**Figure record extracts:**
>> START

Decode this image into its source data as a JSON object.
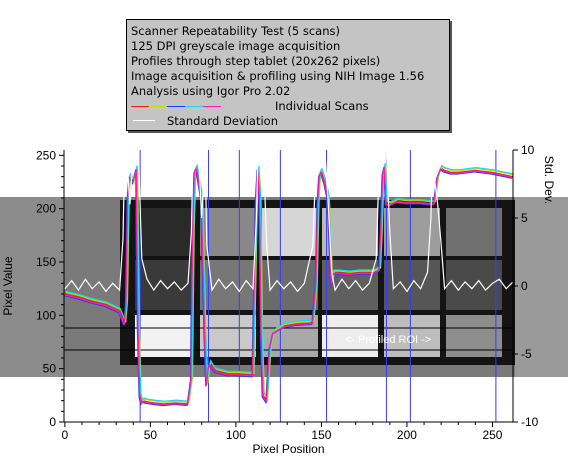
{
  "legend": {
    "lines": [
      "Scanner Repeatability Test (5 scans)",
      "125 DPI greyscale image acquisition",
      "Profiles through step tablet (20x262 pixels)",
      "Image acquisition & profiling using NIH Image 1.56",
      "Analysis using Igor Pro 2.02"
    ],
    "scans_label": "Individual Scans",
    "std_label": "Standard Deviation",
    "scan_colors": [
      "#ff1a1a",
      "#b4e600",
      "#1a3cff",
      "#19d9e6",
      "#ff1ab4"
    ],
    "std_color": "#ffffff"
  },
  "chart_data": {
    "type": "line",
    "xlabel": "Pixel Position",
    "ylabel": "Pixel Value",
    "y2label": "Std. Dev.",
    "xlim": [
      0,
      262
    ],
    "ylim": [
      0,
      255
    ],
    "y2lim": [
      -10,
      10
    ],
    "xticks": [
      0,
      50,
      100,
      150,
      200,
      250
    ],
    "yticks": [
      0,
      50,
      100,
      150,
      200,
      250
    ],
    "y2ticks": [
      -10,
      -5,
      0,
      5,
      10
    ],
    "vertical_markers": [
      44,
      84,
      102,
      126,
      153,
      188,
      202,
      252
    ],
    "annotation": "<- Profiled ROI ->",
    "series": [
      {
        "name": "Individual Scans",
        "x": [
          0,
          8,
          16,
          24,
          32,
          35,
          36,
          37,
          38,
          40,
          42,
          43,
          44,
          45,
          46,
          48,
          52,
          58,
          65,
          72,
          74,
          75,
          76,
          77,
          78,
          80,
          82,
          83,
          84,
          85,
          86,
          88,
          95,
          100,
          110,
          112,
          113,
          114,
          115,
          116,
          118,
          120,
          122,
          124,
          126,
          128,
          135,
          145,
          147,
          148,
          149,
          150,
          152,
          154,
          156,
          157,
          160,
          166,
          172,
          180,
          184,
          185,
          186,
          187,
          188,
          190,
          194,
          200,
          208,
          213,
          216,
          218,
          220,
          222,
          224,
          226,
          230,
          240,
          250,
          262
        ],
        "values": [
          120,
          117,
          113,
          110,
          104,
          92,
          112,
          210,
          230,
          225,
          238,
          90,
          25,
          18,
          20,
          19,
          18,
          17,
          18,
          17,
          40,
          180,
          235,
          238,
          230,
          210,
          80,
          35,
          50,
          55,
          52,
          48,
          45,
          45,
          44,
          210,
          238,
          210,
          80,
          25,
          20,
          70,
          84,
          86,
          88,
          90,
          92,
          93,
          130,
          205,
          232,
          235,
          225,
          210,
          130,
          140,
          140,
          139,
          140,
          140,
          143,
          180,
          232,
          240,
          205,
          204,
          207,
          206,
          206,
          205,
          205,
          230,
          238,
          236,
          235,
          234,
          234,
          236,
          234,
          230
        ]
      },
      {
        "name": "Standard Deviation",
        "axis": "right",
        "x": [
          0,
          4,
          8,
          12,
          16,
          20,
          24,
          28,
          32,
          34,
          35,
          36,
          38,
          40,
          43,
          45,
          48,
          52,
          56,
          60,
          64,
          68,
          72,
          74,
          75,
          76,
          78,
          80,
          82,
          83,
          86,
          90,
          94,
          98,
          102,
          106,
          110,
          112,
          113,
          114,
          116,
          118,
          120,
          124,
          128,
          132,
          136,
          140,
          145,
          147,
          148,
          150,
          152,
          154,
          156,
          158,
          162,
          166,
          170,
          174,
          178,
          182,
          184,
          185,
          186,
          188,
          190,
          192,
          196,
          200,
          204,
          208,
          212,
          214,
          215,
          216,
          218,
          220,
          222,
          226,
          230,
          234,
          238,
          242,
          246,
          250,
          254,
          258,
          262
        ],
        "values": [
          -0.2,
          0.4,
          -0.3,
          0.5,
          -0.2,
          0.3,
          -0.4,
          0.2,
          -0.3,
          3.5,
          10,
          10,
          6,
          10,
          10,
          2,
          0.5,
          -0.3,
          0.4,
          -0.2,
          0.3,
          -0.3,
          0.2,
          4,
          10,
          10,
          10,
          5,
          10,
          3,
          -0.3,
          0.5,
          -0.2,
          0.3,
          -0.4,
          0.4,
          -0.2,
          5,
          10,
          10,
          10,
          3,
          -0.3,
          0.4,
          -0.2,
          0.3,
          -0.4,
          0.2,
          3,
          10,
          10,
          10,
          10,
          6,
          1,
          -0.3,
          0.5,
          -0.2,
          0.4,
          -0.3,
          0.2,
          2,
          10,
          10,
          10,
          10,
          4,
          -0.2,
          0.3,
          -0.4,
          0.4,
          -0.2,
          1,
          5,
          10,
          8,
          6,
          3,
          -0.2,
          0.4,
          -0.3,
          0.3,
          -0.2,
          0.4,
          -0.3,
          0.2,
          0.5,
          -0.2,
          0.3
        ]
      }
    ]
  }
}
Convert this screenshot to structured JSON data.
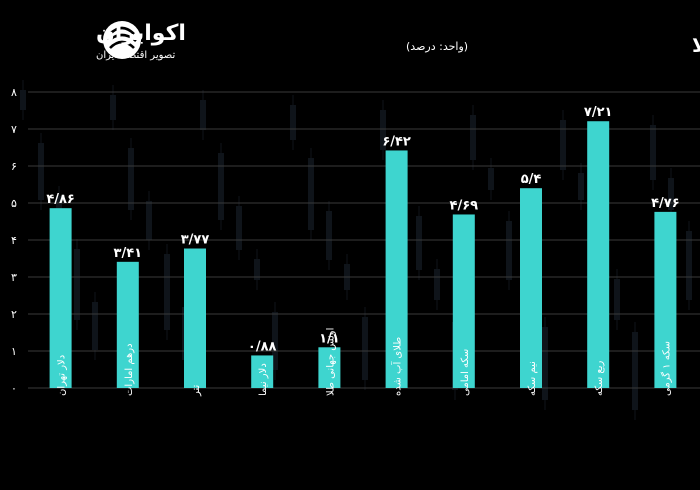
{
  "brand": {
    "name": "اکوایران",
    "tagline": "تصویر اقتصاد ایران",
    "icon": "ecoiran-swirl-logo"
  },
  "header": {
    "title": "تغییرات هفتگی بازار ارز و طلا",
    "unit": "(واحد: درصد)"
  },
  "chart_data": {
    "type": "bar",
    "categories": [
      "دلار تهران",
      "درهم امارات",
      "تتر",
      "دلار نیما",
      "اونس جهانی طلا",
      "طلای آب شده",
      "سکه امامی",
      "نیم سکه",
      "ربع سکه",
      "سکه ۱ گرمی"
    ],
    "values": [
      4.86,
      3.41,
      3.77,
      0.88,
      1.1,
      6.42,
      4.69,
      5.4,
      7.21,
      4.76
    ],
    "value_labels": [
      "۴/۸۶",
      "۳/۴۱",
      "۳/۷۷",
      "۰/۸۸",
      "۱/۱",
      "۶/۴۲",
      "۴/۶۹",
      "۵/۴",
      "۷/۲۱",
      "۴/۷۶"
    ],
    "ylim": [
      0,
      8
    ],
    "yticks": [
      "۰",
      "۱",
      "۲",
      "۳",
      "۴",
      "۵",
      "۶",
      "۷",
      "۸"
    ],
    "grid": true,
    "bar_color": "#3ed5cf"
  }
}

>> END

**GOAL:**
Write out the listing word for word, omitting the pictures it holds.

**RESULT FOR THIS TASK:**
Decode this image into its source data as a JSON object.
{
  "legend": {
    "lines": [
      "Scanner Repeatability Test (5 scans)",
      "125 DPI greyscale image acquisition",
      "Profiles through step tablet (20x262 pixels)",
      "Image acquisition & profiling using NIH Image 1.56",
      "Analysis using Igor Pro 2.02"
    ],
    "scans_label": "Individual Scans",
    "std_label": "Standard Deviation",
    "scan_colors": [
      "#ff1a1a",
      "#b4e600",
      "#1a3cff",
      "#19d9e6",
      "#ff1ab4"
    ],
    "std_color": "#ffffff"
  },
  "chart_data": {
    "type": "line",
    "xlabel": "Pixel Position",
    "ylabel": "Pixel Value",
    "y2label": "Std. Dev.",
    "xlim": [
      0,
      262
    ],
    "ylim": [
      0,
      255
    ],
    "y2lim": [
      -10,
      10
    ],
    "xticks": [
      0,
      50,
      100,
      150,
      200,
      250
    ],
    "yticks": [
      0,
      50,
      100,
      150,
      200,
      250
    ],
    "y2ticks": [
      -10,
      -5,
      0,
      5,
      10
    ],
    "vertical_markers": [
      44,
      84,
      102,
      126,
      153,
      188,
      202,
      252
    ],
    "annotation": "<- Profiled ROI ->",
    "series": [
      {
        "name": "Individual Scans",
        "x": [
          0,
          8,
          16,
          24,
          32,
          35,
          36,
          37,
          38,
          40,
          42,
          43,
          44,
          45,
          46,
          48,
          52,
          58,
          65,
          72,
          74,
          75,
          76,
          77,
          78,
          80,
          82,
          83,
          84,
          85,
          86,
          88,
          95,
          100,
          110,
          112,
          113,
          114,
          115,
          116,
          118,
          120,
          122,
          124,
          126,
          128,
          135,
          145,
          147,
          148,
          149,
          150,
          152,
          154,
          156,
          157,
          160,
          166,
          172,
          180,
          184,
          185,
          186,
          187,
          188,
          190,
          194,
          200,
          208,
          213,
          216,
          218,
          220,
          222,
          224,
          226,
          230,
          240,
          250,
          262
        ],
        "values": [
          120,
          117,
          113,
          110,
          104,
          92,
          112,
          210,
          230,
          225,
          238,
          90,
          25,
          18,
          20,
          19,
          18,
          17,
          18,
          17,
          40,
          180,
          235,
          238,
          230,
          210,
          80,
          35,
          50,
          55,
          52,
          48,
          45,
          45,
          44,
          210,
          238,
          210,
          80,
          25,
          20,
          70,
          84,
          86,
          88,
          90,
          92,
          93,
          130,
          205,
          232,
          235,
          225,
          210,
          130,
          140,
          140,
          139,
          140,
          140,
          143,
          180,
          232,
          240,
          205,
          204,
          207,
          206,
          206,
          205,
          205,
          230,
          238,
          236,
          235,
          234,
          234,
          236,
          234,
          230
        ]
      },
      {
        "name": "Standard Deviation",
        "axis": "right",
        "x": [
          0,
          4,
          8,
          12,
          16,
          20,
          24,
          28,
          32,
          34,
          35,
          36,
          38,
          40,
          43,
          45,
          48,
          52,
          56,
          60,
          64,
          68,
          72,
          74,
          75,
          76,
          78,
          80,
          82,
          83,
          86,
          90,
          94,
          98,
          102,
          106,
          110,
          112,
          113,
          114,
          116,
          118,
          120,
          124,
          128,
          132,
          136,
          140,
          145,
          147,
          148,
          150,
          152,
          154,
          156,
          158,
          162,
          166,
          170,
          174,
          178,
          182,
          184,
          185,
          186,
          188,
          190,
          192,
          196,
          200,
          204,
          208,
          212,
          214,
          215,
          216,
          218,
          220,
          222,
          226,
          230,
          234,
          238,
          242,
          246,
          250,
          254,
          258,
          262
        ],
        "values": [
          -0.2,
          0.4,
          -0.3,
          0.5,
          -0.2,
          0.3,
          -0.4,
          0.2,
          -0.3,
          3.5,
          10,
          10,
          6,
          10,
          10,
          2,
          0.5,
          -0.3,
          0.4,
          -0.2,
          0.3,
          -0.3,
          0.2,
          4,
          10,
          10,
          10,
          5,
          10,
          3,
          -0.3,
          0.5,
          -0.2,
          0.3,
          -0.4,
          0.4,
          -0.2,
          5,
          10,
          10,
          10,
          3,
          -0.3,
          0.4,
          -0.2,
          0.3,
          -0.4,
          0.2,
          3,
          10,
          10,
          10,
          10,
          6,
          1,
          -0.3,
          0.5,
          -0.2,
          0.4,
          -0.3,
          0.2,
          2,
          10,
          10,
          10,
          10,
          4,
          -0.2,
          0.3,
          -0.4,
          0.4,
          -0.2,
          1,
          5,
          10,
          8,
          6,
          3,
          -0.2,
          0.4,
          -0.3,
          0.3,
          -0.2,
          0.4,
          -0.3,
          0.2,
          0.5,
          -0.2,
          0.3
        ]
      }
    ]
  }
}
Convert this screenshot to structured JSON data.
{
  "brand": {
    "name": "اکوایران",
    "tagline": "تصویر اقتصاد ایران",
    "icon": "ecoiran-swirl-logo"
  },
  "header": {
    "title": "تغییرات هفتگی بازار ارز و طلا",
    "unit": "(واحد: درصد)"
  },
  "chart_data": {
    "type": "bar",
    "categories": [
      "دلار تهران",
      "درهم امارات",
      "تتر",
      "دلار نیما",
      "اونس جهانی طلا",
      "طلای آب شده",
      "سکه امامی",
      "نیم سکه",
      "ربع سکه",
      "سکه ۱ گرمی"
    ],
    "values": [
      4.86,
      3.41,
      3.77,
      0.88,
      1.1,
      6.42,
      4.69,
      5.4,
      7.21,
      4.76
    ],
    "value_labels": [
      "۴/۸۶",
      "۳/۴۱",
      "۳/۷۷",
      "۰/۸۸",
      "۱/۱",
      "۶/۴۲",
      "۴/۶۹",
      "۵/۴",
      "۷/۲۱",
      "۴/۷۶"
    ],
    "ylim": [
      0,
      8
    ],
    "yticks": [
      "۰",
      "۱",
      "۲",
      "۳",
      "۴",
      "۵",
      "۶",
      "۷",
      "۸"
    ],
    "grid": true,
    "bar_color": "#3ed5cf"
  }
}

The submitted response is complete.